#### Records for processing

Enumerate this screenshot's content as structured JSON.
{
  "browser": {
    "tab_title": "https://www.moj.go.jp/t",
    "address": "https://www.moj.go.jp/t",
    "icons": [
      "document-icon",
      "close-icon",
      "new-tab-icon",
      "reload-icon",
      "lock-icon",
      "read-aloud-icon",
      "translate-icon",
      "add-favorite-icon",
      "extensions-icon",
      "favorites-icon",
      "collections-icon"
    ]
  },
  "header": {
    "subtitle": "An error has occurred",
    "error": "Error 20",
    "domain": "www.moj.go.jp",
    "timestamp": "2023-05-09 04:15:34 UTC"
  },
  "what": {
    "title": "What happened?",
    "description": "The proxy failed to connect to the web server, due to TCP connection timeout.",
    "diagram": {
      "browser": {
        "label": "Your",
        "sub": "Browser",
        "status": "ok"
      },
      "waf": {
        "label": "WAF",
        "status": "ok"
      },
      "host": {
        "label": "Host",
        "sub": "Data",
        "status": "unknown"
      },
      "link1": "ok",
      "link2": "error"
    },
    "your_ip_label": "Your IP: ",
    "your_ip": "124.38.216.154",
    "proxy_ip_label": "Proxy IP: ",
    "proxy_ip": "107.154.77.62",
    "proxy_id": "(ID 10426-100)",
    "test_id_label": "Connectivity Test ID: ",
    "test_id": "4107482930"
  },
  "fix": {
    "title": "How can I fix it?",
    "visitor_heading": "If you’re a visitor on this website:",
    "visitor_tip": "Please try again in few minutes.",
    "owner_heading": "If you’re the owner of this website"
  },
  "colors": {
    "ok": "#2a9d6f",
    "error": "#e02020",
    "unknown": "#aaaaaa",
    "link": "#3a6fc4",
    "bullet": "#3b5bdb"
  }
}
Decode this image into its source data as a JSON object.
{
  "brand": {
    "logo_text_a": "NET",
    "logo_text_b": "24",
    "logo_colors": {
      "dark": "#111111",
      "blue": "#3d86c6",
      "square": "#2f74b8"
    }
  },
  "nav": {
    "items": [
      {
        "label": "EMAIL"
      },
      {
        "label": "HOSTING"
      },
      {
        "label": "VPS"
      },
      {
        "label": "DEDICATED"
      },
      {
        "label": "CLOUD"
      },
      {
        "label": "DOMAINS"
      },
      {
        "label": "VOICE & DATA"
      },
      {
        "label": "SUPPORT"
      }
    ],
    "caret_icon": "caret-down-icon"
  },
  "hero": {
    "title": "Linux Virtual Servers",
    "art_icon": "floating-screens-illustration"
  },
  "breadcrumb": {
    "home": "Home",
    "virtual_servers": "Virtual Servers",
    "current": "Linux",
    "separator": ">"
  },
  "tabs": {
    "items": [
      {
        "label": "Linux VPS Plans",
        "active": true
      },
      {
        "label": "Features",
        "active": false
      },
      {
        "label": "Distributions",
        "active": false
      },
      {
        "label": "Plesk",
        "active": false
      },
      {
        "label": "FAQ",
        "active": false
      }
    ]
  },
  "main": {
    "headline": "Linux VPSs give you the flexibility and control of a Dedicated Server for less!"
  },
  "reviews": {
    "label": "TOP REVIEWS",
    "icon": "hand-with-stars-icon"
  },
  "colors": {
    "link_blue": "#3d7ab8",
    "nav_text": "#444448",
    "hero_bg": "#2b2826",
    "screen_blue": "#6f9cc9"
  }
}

########

Search the records above for "https". Copy each line where it is found.

    "tab_title": "https://www.moj.go.jp/t",
    "address": "https://www.moj.go.jp/t",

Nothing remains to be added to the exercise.